WRITTEN EXERCISE ▸ Locate the word "over" in the material, then show every line that holds it.

INFORMATION GIVEN ▸
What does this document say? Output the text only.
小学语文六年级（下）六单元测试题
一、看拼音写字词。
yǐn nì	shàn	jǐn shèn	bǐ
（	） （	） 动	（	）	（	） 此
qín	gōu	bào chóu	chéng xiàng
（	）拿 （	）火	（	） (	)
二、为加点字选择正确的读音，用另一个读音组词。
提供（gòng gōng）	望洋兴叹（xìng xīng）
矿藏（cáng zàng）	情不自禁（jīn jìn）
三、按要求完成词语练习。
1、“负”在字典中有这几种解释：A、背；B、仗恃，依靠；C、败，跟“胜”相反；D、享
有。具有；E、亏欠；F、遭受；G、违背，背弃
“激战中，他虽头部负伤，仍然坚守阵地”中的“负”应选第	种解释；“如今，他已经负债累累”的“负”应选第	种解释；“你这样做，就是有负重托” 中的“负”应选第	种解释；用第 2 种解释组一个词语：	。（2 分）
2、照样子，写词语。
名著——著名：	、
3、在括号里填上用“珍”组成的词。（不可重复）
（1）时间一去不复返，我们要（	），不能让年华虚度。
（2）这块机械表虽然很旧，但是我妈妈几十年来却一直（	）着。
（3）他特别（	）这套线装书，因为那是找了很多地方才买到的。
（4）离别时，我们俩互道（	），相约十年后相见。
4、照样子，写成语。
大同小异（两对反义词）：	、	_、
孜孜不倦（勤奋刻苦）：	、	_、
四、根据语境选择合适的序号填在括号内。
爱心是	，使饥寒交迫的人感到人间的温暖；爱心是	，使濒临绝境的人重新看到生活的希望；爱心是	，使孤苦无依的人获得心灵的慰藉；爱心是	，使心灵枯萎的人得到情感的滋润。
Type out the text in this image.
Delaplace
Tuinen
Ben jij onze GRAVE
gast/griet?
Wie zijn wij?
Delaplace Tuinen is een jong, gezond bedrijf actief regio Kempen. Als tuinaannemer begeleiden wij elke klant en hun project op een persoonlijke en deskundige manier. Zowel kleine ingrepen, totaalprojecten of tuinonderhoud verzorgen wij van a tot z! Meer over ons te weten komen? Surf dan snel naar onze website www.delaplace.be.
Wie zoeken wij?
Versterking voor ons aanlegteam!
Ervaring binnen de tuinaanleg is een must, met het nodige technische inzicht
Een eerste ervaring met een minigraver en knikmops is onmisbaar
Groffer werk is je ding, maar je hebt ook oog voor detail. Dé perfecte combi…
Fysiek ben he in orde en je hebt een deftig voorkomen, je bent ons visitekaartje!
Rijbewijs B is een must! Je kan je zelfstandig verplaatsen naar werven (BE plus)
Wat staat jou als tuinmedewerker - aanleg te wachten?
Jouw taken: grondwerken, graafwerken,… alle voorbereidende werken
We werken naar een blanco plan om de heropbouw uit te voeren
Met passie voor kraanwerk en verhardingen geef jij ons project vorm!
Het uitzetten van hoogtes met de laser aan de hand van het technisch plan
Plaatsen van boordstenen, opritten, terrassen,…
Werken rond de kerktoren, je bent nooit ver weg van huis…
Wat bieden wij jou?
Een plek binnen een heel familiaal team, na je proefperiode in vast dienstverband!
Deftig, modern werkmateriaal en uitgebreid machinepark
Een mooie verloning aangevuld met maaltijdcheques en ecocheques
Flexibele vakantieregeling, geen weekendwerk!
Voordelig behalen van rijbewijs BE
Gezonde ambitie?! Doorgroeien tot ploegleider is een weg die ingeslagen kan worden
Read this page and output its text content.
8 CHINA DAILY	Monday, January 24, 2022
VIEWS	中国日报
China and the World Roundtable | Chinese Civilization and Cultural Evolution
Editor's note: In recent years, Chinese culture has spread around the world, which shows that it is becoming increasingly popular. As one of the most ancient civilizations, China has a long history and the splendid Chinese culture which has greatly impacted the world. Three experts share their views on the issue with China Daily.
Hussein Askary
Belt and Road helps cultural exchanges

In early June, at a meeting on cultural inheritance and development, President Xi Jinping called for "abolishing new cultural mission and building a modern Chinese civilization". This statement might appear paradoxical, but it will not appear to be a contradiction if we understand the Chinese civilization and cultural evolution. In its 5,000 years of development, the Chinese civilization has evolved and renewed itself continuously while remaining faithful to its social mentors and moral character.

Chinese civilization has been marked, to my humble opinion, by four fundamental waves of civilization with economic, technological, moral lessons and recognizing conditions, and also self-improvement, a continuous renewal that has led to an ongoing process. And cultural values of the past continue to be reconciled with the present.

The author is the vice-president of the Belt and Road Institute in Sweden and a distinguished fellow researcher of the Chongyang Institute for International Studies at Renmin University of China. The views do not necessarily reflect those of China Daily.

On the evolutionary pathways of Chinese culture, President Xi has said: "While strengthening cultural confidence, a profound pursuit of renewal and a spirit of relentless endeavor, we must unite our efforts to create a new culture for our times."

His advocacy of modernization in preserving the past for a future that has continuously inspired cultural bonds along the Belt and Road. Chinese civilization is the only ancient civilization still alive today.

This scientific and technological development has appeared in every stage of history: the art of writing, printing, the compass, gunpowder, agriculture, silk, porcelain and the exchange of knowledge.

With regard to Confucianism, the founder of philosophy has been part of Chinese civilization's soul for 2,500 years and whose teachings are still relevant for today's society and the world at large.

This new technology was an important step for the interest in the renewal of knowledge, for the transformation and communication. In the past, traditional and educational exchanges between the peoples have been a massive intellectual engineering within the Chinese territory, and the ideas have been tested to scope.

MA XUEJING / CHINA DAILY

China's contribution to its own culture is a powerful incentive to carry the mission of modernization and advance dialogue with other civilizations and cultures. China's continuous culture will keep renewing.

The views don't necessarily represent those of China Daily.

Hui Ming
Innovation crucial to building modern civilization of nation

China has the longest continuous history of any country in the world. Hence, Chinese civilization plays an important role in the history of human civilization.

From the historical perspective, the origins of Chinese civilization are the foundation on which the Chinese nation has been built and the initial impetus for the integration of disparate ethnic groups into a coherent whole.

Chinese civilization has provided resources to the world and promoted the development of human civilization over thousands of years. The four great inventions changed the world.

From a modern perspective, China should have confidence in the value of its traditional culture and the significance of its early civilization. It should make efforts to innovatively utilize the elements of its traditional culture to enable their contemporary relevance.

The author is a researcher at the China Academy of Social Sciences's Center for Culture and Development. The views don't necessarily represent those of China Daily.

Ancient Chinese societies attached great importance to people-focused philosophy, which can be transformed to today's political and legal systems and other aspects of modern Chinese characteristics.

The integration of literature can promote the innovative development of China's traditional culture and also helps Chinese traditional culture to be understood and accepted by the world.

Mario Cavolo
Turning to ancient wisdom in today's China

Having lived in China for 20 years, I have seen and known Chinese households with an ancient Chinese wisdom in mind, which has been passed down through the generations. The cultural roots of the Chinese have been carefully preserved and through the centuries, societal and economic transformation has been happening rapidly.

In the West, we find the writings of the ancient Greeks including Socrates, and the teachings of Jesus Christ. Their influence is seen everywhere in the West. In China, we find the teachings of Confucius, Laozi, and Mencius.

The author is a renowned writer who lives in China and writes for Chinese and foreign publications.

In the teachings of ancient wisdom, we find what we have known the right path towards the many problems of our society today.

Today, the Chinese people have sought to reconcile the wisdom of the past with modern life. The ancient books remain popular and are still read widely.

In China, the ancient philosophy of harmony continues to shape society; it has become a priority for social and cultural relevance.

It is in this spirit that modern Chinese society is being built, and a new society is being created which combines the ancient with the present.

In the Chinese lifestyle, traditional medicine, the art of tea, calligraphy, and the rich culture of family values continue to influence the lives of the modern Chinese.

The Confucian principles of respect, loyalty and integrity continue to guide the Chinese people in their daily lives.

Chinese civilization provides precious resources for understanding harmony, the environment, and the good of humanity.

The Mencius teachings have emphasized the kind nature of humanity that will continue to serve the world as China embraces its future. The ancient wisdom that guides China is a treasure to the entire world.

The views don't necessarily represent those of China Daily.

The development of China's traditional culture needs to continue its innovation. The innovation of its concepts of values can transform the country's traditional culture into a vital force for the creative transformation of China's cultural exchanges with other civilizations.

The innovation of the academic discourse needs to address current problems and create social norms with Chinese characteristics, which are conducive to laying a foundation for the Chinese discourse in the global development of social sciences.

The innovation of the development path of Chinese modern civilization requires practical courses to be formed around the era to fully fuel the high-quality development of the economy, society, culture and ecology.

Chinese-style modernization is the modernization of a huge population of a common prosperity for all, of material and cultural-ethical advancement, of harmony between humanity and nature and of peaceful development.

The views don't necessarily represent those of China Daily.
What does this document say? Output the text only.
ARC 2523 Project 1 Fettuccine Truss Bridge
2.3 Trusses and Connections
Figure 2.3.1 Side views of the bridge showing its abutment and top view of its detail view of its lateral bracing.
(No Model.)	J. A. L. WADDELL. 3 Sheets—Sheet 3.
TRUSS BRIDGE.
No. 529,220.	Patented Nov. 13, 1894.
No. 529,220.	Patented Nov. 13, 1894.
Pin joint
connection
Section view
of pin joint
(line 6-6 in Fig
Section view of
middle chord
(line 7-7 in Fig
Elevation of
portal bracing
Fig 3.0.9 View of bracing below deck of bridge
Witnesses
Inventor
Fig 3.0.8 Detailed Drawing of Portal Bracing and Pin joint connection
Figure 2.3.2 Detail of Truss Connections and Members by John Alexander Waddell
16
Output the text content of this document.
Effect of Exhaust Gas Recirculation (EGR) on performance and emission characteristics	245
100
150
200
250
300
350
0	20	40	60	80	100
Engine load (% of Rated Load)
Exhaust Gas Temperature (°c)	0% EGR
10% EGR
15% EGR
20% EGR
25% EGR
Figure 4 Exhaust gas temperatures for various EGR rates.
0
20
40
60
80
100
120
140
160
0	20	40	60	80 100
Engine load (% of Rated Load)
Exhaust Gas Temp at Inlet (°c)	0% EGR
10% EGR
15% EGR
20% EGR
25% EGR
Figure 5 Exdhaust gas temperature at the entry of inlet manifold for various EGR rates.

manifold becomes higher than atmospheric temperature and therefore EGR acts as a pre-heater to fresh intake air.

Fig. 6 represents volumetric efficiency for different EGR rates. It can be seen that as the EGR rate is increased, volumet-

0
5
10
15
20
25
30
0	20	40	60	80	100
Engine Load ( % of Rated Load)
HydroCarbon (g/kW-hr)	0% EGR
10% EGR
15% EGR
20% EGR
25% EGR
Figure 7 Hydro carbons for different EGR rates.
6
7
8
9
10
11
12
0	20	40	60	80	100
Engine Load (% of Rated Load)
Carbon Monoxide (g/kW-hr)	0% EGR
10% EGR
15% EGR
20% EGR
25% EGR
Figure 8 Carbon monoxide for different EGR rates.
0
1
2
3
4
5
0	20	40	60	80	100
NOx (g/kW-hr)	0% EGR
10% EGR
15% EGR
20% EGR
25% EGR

ANSWER TO THE TASK ▸
Delaplace Tuinen is een jong, gezond bedrijf actief regio Kempen. Als tuinaannemer begeleiden wij elke klant en hun project op een persoonlijke en deskundige manier. Zowel kleine ingrepen, totaalprojecten of tuinonderhoud verzorgen wij van a tot z! Meer over ons te weten komen? Surf dan snel naar onze website www.delaplace.be.
Chinese civilization has provided resources to the world and promoted the development of human civilization over thousands of years. The four great inventions changed the world.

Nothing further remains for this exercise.